Exercise objective:
All of the lines below are to be transcribed faithfully, with pictures excluded from the copy.
╭──
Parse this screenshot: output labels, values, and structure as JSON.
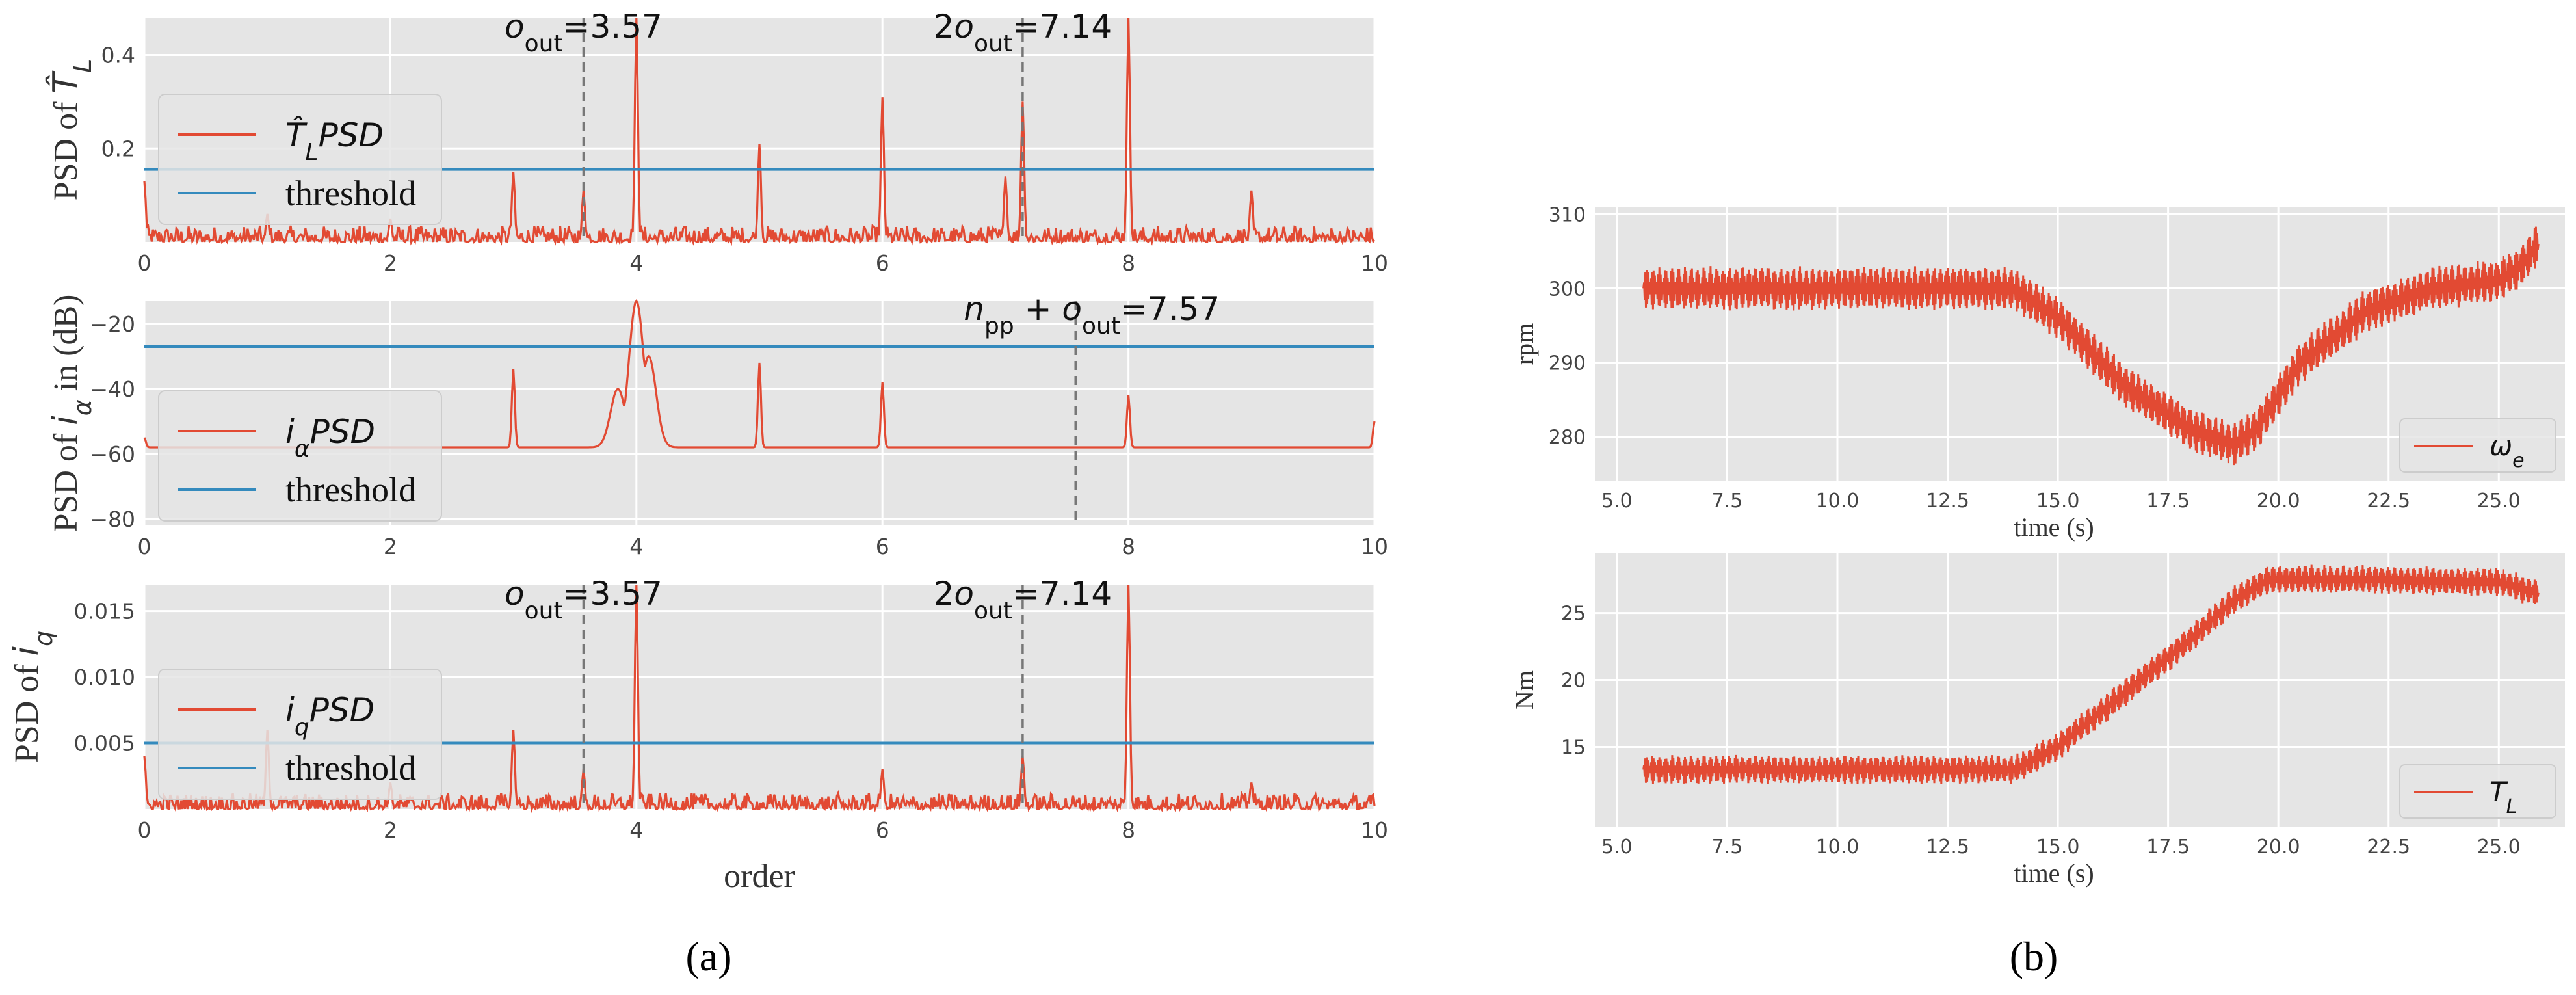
{
  "figure": {
    "panel_a_label": "(a)",
    "panel_b_label": "(b)",
    "colors": {
      "signal": "#e24a33",
      "threshold": "#348abd",
      "marker": "#777777",
      "background": "#e5e5e5"
    }
  },
  "chart_data": [
    {
      "id": "a1",
      "type": "line",
      "ylabel": "PSD of T̂_L",
      "xlim": [
        0,
        10
      ],
      "ylim": [
        0,
        0.48
      ],
      "xticks": [
        "0",
        "2",
        "4",
        "6",
        "8",
        "10"
      ],
      "yticks": [
        0.2,
        0.4
      ],
      "ytick_labels": [
        "0.2",
        "0.4"
      ],
      "legend": {
        "signal": "T̂_LPSD",
        "threshold": "threshold",
        "placement": "left"
      },
      "threshold": 0.155,
      "markers": [
        {
          "x": 3.57,
          "label": "o_out=3.57"
        },
        {
          "x": 7.14,
          "label": "2o_out=7.14"
        }
      ],
      "baseline": [
        0.0,
        0.035
      ],
      "peaks": [
        [
          0.0,
          0.13
        ],
        [
          1.0,
          0.06
        ],
        [
          2.0,
          0.05
        ],
        [
          3.0,
          0.15
        ],
        [
          3.57,
          0.11
        ],
        [
          4.0,
          0.48
        ],
        [
          5.0,
          0.21
        ],
        [
          6.0,
          0.31
        ],
        [
          7.0,
          0.14
        ],
        [
          7.14,
          0.3
        ],
        [
          8.0,
          0.48
        ],
        [
          9.0,
          0.11
        ]
      ]
    },
    {
      "id": "a2",
      "type": "line",
      "ylabel": "PSD of i_α in (dB)",
      "xlim": [
        0,
        10
      ],
      "ylim": [
        -82,
        -13
      ],
      "xticks": [
        "0",
        "2",
        "4",
        "6",
        "8",
        "10"
      ],
      "yticks": [
        -20,
        -40,
        -60,
        -80
      ],
      "ytick_labels": [
        "−20",
        "−40",
        "−60",
        "−80"
      ],
      "legend": {
        "signal": "i_αPSD",
        "threshold": "threshold",
        "placement": "left"
      },
      "threshold": -27,
      "markers": [
        {
          "x": 7.57,
          "label": "n_pp+o_out=7.57"
        }
      ],
      "baseline": [
        -75,
        -58
      ],
      "peaks": [
        [
          0.0,
          -55
        ],
        [
          3.0,
          -34
        ],
        [
          3.85,
          -40
        ],
        [
          4.0,
          -13
        ],
        [
          4.1,
          -30
        ],
        [
          5.0,
          -32
        ],
        [
          6.0,
          -38
        ],
        [
          8.0,
          -42
        ],
        [
          10.0,
          -50
        ]
      ]
    },
    {
      "id": "a3",
      "type": "line",
      "ylabel": "PSD of i_q",
      "xlabel": "order",
      "xlim": [
        0,
        10
      ],
      "ylim": [
        0,
        0.017
      ],
      "xticks": [
        "0",
        "2",
        "4",
        "6",
        "8",
        "10"
      ],
      "yticks": [
        0.005,
        0.01,
        0.015
      ],
      "ytick_labels": [
        "0.005",
        "0.010",
        "0.015"
      ],
      "legend": {
        "signal": "i_qPSD",
        "threshold": "threshold",
        "placement": "left"
      },
      "threshold": 0.005,
      "markers": [
        {
          "x": 3.57,
          "label": "o_out=3.57"
        },
        {
          "x": 7.14,
          "label": "2o_out=7.14"
        }
      ],
      "baseline": [
        0.0,
        0.0012
      ],
      "peaks": [
        [
          0.0,
          0.004
        ],
        [
          1.0,
          0.006
        ],
        [
          2.0,
          0.002
        ],
        [
          3.0,
          0.006
        ],
        [
          3.57,
          0.003
        ],
        [
          4.0,
          0.017
        ],
        [
          6.0,
          0.003
        ],
        [
          7.14,
          0.004
        ],
        [
          8.0,
          0.017
        ],
        [
          9.0,
          0.002
        ]
      ]
    },
    {
      "id": "b1",
      "type": "line",
      "ylabel": "rpm",
      "xlabel": "time (s)",
      "xlim": [
        4.5,
        26.5
      ],
      "ylim": [
        274,
        311
      ],
      "xticks": [
        5.0,
        7.5,
        10.0,
        12.5,
        15.0,
        17.5,
        20.0,
        22.5,
        25.0
      ],
      "xtick_labels": [
        "5.0",
        "7.5",
        "10.0",
        "12.5",
        "15.0",
        "17.5",
        "20.0",
        "22.5",
        "25.0"
      ],
      "yticks": [
        280,
        290,
        300,
        310
      ],
      "ytick_labels": [
        "280",
        "290",
        "300",
        "310"
      ],
      "legend": {
        "signal": "ω_e",
        "placement": "lower right"
      },
      "x_range": [
        5.6,
        25.9
      ],
      "envelope": [
        [
          5.6,
          300
        ],
        [
          14.0,
          300
        ],
        [
          15.0,
          296
        ],
        [
          16.5,
          287
        ],
        [
          18.0,
          281
        ],
        [
          19.0,
          279
        ],
        [
          19.5,
          281
        ],
        [
          20.5,
          290
        ],
        [
          22.0,
          297
        ],
        [
          23.5,
          300
        ],
        [
          25.0,
          301
        ],
        [
          25.5,
          303
        ],
        [
          25.9,
          306
        ]
      ],
      "amplitude": 3
    },
    {
      "id": "b2",
      "type": "line",
      "ylabel": "Nm",
      "xlabel": "time (s)",
      "xlim": [
        4.5,
        26.5
      ],
      "ylim": [
        9,
        29.5
      ],
      "xticks": [
        5.0,
        7.5,
        10.0,
        12.5,
        15.0,
        17.5,
        20.0,
        22.5,
        25.0
      ],
      "xtick_labels": [
        "5.0",
        "7.5",
        "10.0",
        "12.5",
        "15.0",
        "17.5",
        "20.0",
        "22.5",
        "25.0"
      ],
      "yticks": [
        15,
        20,
        25
      ],
      "ytick_labels": [
        "15",
        "20",
        "25"
      ],
      "legend": {
        "signal": "T_L",
        "placement": "lower right"
      },
      "x_range": [
        5.6,
        25.9
      ],
      "envelope": [
        [
          5.6,
          13.3
        ],
        [
          14.0,
          13.3
        ],
        [
          15.0,
          15
        ],
        [
          16.5,
          19
        ],
        [
          18.0,
          23
        ],
        [
          19.0,
          26
        ],
        [
          19.8,
          27.5
        ],
        [
          22.0,
          27.5
        ],
        [
          25.0,
          27.3
        ],
        [
          25.9,
          26.5
        ]
      ],
      "amplitude": 1.1
    }
  ]
}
╰──
Complete answer:
Parse this screenshot: output labels, values, and structure as JSON.
{
  "figure": {
    "panel_a_label": "(a)",
    "panel_b_label": "(b)",
    "colors": {
      "signal": "#e24a33",
      "threshold": "#348abd",
      "marker": "#777777",
      "background": "#e5e5e5"
    }
  },
  "chart_data": [
    {
      "id": "a1",
      "type": "line",
      "ylabel": "PSD of T̂_L",
      "xlim": [
        0,
        10
      ],
      "ylim": [
        0,
        0.48
      ],
      "xticks": [
        "0",
        "2",
        "4",
        "6",
        "8",
        "10"
      ],
      "yticks": [
        0.2,
        0.4
      ],
      "ytick_labels": [
        "0.2",
        "0.4"
      ],
      "legend": {
        "signal": "T̂_LPSD",
        "threshold": "threshold",
        "placement": "left"
      },
      "threshold": 0.155,
      "markers": [
        {
          "x": 3.57,
          "label": "o_out=3.57"
        },
        {
          "x": 7.14,
          "label": "2o_out=7.14"
        }
      ],
      "baseline": [
        0.0,
        0.035
      ],
      "peaks": [
        [
          0.0,
          0.13
        ],
        [
          1.0,
          0.06
        ],
        [
          2.0,
          0.05
        ],
        [
          3.0,
          0.15
        ],
        [
          3.57,
          0.11
        ],
        [
          4.0,
          0.48
        ],
        [
          5.0,
          0.21
        ],
        [
          6.0,
          0.31
        ],
        [
          7.0,
          0.14
        ],
        [
          7.14,
          0.3
        ],
        [
          8.0,
          0.48
        ],
        [
          9.0,
          0.11
        ]
      ]
    },
    {
      "id": "a2",
      "type": "line",
      "ylabel": "PSD of i_α in (dB)",
      "xlim": [
        0,
        10
      ],
      "ylim": [
        -82,
        -13
      ],
      "xticks": [
        "0",
        "2",
        "4",
        "6",
        "8",
        "10"
      ],
      "yticks": [
        -20,
        -40,
        -60,
        -80
      ],
      "ytick_labels": [
        "−20",
        "−40",
        "−60",
        "−80"
      ],
      "legend": {
        "signal": "i_αPSD",
        "threshold": "threshold",
        "placement": "left"
      },
      "threshold": -27,
      "markers": [
        {
          "x": 7.57,
          "label": "n_pp+o_out=7.57"
        }
      ],
      "baseline": [
        -75,
        -58
      ],
      "peaks": [
        [
          0.0,
          -55
        ],
        [
          3.0,
          -34
        ],
        [
          3.85,
          -40
        ],
        [
          4.0,
          -13
        ],
        [
          4.1,
          -30
        ],
        [
          5.0,
          -32
        ],
        [
          6.0,
          -38
        ],
        [
          8.0,
          -42
        ],
        [
          10.0,
          -50
        ]
      ]
    },
    {
      "id": "a3",
      "type": "line",
      "ylabel": "PSD of i_q",
      "xlabel": "order",
      "xlim": [
        0,
        10
      ],
      "ylim": [
        0,
        0.017
      ],
      "xticks": [
        "0",
        "2",
        "4",
        "6",
        "8",
        "10"
      ],
      "yticks": [
        0.005,
        0.01,
        0.015
      ],
      "ytick_labels": [
        "0.005",
        "0.010",
        "0.015"
      ],
      "legend": {
        "signal": "i_qPSD",
        "threshold": "threshold",
        "placement": "left"
      },
      "threshold": 0.005,
      "markers": [
        {
          "x": 3.57,
          "label": "o_out=3.57"
        },
        {
          "x": 7.14,
          "label": "2o_out=7.14"
        }
      ],
      "baseline": [
        0.0,
        0.0012
      ],
      "peaks": [
        [
          0.0,
          0.004
        ],
        [
          1.0,
          0.006
        ],
        [
          2.0,
          0.002
        ],
        [
          3.0,
          0.006
        ],
        [
          3.57,
          0.003
        ],
        [
          4.0,
          0.017
        ],
        [
          6.0,
          0.003
        ],
        [
          7.14,
          0.004
        ],
        [
          8.0,
          0.017
        ],
        [
          9.0,
          0.002
        ]
      ]
    },
    {
      "id": "b1",
      "type": "line",
      "ylabel": "rpm",
      "xlabel": "time (s)",
      "xlim": [
        4.5,
        26.5
      ],
      "ylim": [
        274,
        311
      ],
      "xticks": [
        5.0,
        7.5,
        10.0,
        12.5,
        15.0,
        17.5,
        20.0,
        22.5,
        25.0
      ],
      "xtick_labels": [
        "5.0",
        "7.5",
        "10.0",
        "12.5",
        "15.0",
        "17.5",
        "20.0",
        "22.5",
        "25.0"
      ],
      "yticks": [
        280,
        290,
        300,
        310
      ],
      "ytick_labels": [
        "280",
        "290",
        "300",
        "310"
      ],
      "legend": {
        "signal": "ω_e",
        "placement": "lower right"
      },
      "x_range": [
        5.6,
        25.9
      ],
      "envelope": [
        [
          5.6,
          300
        ],
        [
          14.0,
          300
        ],
        [
          15.0,
          296
        ],
        [
          16.5,
          287
        ],
        [
          18.0,
          281
        ],
        [
          19.0,
          279
        ],
        [
          19.5,
          281
        ],
        [
          20.5,
          290
        ],
        [
          22.0,
          297
        ],
        [
          23.5,
          300
        ],
        [
          25.0,
          301
        ],
        [
          25.5,
          303
        ],
        [
          25.9,
          306
        ]
      ],
      "amplitude": 3
    },
    {
      "id": "b2",
      "type": "line",
      "ylabel": "Nm",
      "xlabel": "time (s)",
      "xlim": [
        4.5,
        26.5
      ],
      "ylim": [
        9,
        29.5
      ],
      "xticks": [
        5.0,
        7.5,
        10.0,
        12.5,
        15.0,
        17.5,
        20.0,
        22.5,
        25.0
      ],
      "xtick_labels": [
        "5.0",
        "7.5",
        "10.0",
        "12.5",
        "15.0",
        "17.5",
        "20.0",
        "22.5",
        "25.0"
      ],
      "yticks": [
        15,
        20,
        25
      ],
      "ytick_labels": [
        "15",
        "20",
        "25"
      ],
      "legend": {
        "signal": "T_L",
        "placement": "lower right"
      },
      "x_range": [
        5.6,
        25.9
      ],
      "envelope": [
        [
          5.6,
          13.3
        ],
        [
          14.0,
          13.3
        ],
        [
          15.0,
          15
        ],
        [
          16.5,
          19
        ],
        [
          18.0,
          23
        ],
        [
          19.0,
          26
        ],
        [
          19.8,
          27.5
        ],
        [
          22.0,
          27.5
        ],
        [
          25.0,
          27.3
        ],
        [
          25.9,
          26.5
        ]
      ],
      "amplitude": 1.1
    }
  ]
}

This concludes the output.